__PROBLEM REQUIREMENTS__. Reproduce the data exactly.

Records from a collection
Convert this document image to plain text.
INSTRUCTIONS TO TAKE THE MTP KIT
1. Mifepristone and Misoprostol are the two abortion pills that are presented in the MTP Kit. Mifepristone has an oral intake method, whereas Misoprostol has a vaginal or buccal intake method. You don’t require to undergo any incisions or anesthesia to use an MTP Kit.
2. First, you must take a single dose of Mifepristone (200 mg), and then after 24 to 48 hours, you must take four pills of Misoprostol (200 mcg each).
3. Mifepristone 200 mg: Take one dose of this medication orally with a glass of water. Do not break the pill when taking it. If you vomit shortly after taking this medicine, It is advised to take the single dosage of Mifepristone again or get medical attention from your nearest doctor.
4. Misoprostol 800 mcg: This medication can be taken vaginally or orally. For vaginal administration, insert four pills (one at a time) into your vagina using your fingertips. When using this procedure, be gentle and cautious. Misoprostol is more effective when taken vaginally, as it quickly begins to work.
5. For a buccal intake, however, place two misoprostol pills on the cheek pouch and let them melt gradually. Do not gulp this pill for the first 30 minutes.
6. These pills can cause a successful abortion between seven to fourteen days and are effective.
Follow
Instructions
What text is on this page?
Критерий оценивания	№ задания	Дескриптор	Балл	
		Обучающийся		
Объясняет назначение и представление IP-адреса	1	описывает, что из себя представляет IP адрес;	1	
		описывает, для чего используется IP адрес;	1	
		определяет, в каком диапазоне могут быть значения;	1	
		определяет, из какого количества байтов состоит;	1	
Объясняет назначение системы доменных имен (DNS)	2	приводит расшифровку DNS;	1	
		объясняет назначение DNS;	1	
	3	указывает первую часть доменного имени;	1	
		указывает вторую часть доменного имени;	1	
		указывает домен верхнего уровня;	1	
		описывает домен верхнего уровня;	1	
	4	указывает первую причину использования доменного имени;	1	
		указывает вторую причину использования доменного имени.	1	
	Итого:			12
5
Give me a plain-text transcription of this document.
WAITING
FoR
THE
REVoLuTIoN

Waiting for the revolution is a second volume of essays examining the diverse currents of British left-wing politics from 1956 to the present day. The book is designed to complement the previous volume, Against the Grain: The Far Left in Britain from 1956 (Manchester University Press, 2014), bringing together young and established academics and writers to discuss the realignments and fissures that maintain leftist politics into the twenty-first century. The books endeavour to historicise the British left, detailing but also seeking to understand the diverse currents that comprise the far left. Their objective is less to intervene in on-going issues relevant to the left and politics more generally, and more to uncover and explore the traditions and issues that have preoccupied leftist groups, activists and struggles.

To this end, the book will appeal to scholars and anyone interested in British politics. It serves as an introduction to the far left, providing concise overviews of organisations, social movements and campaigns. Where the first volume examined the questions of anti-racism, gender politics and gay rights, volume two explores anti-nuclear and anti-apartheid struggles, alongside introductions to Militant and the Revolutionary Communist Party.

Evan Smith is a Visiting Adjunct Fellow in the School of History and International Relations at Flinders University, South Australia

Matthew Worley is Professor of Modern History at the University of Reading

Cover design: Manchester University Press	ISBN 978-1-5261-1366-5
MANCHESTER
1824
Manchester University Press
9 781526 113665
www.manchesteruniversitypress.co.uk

__FULL ANSWER__.
Convert this document image to plain text.
INSTRUCTIONS TO TAKE THE MTP KIT
1. Mifepristone and Misoprostol are the two abortion pills that are presented in the MTP Kit. Mifepristone has an oral intake method, whereas Misoprostol has a vaginal or buccal intake method. You don’t require to undergo any incisions or anesthesia to use an MTP Kit.
2. First, you must take a single dose of Mifepristone (200 mg), and then after 24 to 48 hours, you must take four pills of Misoprostol (200 mcg each).
3. Mifepristone 200 mg: Take one dose of this medication orally with a glass of water. Do not break the pill when taking it. If you vomit shortly after taking this medicine, It is advised to take the single dosage of Mifepristone again or get medical attention from your nearest doctor.
4. Misoprostol 800 mcg: This medication can be taken vaginally or orally. For vaginal administration, insert four pills (one at a time) into your vagina using your fingertips. When using this procedure, be gentle and cautious. Misoprostol is more effective when taken vaginally, as it quickly begins to work.
5. For a buccal intake, however, place two misoprostol pills on the cheek pouch and let them melt gradually. Do not gulp this pill for the first 30 minutes.
6. These pills can cause a successful abortion between seven to fourteen days and are effective.
Follow
Instructions
What text is on this page?
Критерий оценивания	№ задания	Дескриптор	Балл	
		Обучающийся		
Объясняет назначение и представление IP-адреса	1	описывает, что из себя представляет IP адрес;	1	
		описывает, для чего используется IP адрес;	1	
		определяет, в каком диапазоне могут быть значения;	1	
		определяет, из какого количества байтов состоит;	1	
Объясняет назначение системы доменных имен (DNS)	2	приводит расшифровку DNS;	1	
		объясняет назначение DNS;	1	
	3	указывает первую часть доменного имени;	1	
		указывает вторую часть доменного имени;	1	
		указывает домен верхнего уровня;	1	
		описывает домен верхнего уровня;	1	
	4	указывает первую причину использования доменного имени;	1	
		указывает вторую причину использования доменного имени.	1	
	Итого:			12
5
Give me a plain-text transcription of this document.
WAITING
FoR
THE
REVoLuTIoN

Waiting for the revolution is a second volume of essays examining the diverse currents of British left-wing politics from 1956 to the present day. The book is designed to complement the previous volume, Against the Grain: The Far Left in Britain from 1956 (Manchester University Press, 2014), bringing together young and established academics and writers to discuss the realignments and fissures that maintain leftist politics into the twenty-first century. The books endeavour to historicise the British left, detailing but also seeking to understand the diverse currents that comprise the far left. Their objective is less to intervene in on-going issues relevant to the left and politics more generally, and more to uncover and explore the traditions and issues that have preoccupied leftist groups, activists and struggles.

To this end, the book will appeal to scholars and anyone interested in British politics. It serves as an introduction to the far left, providing concise overviews of organisations, social movements and campaigns. Where the first volume examined the questions of anti-racism, gender politics and gay rights, volume two explores anti-nuclear and anti-apartheid struggles, alongside introductions to Militant and the Revolutionary Communist Party.

Evan Smith is a Visiting Adjunct Fellow in the School of History and International Relations at Flinders University, South Australia

Matthew Worley is Professor of Modern History at the University of Reading

Cover design: Manchester University Press	ISBN 978-1-5261-1366-5
MANCHESTER
1824
Manchester University Press
9 781526 113665
www.manchesteruniversitypress.co.uk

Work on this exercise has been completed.